§ Exercise inputs
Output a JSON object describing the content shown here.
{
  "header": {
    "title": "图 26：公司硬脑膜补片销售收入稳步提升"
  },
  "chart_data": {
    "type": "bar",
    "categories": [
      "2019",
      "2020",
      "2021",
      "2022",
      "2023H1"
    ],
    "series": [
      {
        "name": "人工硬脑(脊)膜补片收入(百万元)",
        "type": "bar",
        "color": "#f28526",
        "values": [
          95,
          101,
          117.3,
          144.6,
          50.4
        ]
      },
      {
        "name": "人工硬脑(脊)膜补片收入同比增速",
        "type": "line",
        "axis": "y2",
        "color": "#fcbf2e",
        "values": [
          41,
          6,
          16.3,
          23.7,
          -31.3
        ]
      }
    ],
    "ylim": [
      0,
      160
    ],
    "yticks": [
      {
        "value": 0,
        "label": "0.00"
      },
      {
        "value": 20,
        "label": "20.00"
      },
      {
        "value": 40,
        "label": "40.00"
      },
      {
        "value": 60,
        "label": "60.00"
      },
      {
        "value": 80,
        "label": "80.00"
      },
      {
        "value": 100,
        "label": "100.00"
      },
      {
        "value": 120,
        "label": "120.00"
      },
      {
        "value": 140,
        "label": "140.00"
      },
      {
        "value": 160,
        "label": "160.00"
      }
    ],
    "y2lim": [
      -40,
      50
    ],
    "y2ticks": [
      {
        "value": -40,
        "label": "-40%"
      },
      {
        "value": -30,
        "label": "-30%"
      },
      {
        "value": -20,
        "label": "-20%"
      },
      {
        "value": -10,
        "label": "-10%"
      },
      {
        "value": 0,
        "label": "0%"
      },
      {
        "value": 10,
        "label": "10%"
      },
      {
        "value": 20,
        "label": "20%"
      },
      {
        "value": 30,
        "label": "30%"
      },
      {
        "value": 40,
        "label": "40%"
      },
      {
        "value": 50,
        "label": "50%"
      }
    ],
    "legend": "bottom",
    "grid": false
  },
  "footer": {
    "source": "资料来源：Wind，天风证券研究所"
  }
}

§ Work to complete
Copy out the material above in its entirety. Every detail must match.

§ Answer for the task
Output a JSON object describing the content shown here.
{
  "header": {
    "title": "图 26：公司硬脑膜补片销售收入稳步提升"
  },
  "chart_data": {
    "type": "bar",
    "categories": [
      "2019",
      "2020",
      "2021",
      "2022",
      "2023H1"
    ],
    "series": [
      {
        "name": "人工硬脑(脊)膜补片收入(百万元)",
        "type": "bar",
        "color": "#f28526",
        "values": [
          95,
          101,
          117.3,
          144.6,
          50.4
        ]
      },
      {
        "name": "人工硬脑(脊)膜补片收入同比增速",
        "type": "line",
        "axis": "y2",
        "color": "#fcbf2e",
        "values": [
          41,
          6,
          16.3,
          23.7,
          -31.3
        ]
      }
    ],
    "ylim": [
      0,
      160
    ],
    "yticks": [
      {
        "value": 0,
        "label": "0.00"
      },
      {
        "value": 20,
        "label": "20.00"
      },
      {
        "value": 40,
        "label": "40.00"
      },
      {
        "value": 60,
        "label": "60.00"
      },
      {
        "value": 80,
        "label": "80.00"
      },
      {
        "value": 100,
        "label": "100.00"
      },
      {
        "value": 120,
        "label": "120.00"
      },
      {
        "value": 140,
        "label": "140.00"
      },
      {
        "value": 160,
        "label": "160.00"
      }
    ],
    "y2lim": [
      -40,
      50
    ],
    "y2ticks": [
      {
        "value": -40,
        "label": "-40%"
      },
      {
        "value": -30,
        "label": "-30%"
      },
      {
        "value": -20,
        "label": "-20%"
      },
      {
        "value": -10,
        "label": "-10%"
      },
      {
        "value": 0,
        "label": "0%"
      },
      {
        "value": 10,
        "label": "10%"
      },
      {
        "value": 20,
        "label": "20%"
      },
      {
        "value": 30,
        "label": "30%"
      },
      {
        "value": 40,
        "label": "40%"
      },
      {
        "value": 50,
        "label": "50%"
      }
    ],
    "legend": "bottom",
    "grid": false
  },
  "footer": {
    "source": "资料来源：Wind，天风证券研究所"
  }
}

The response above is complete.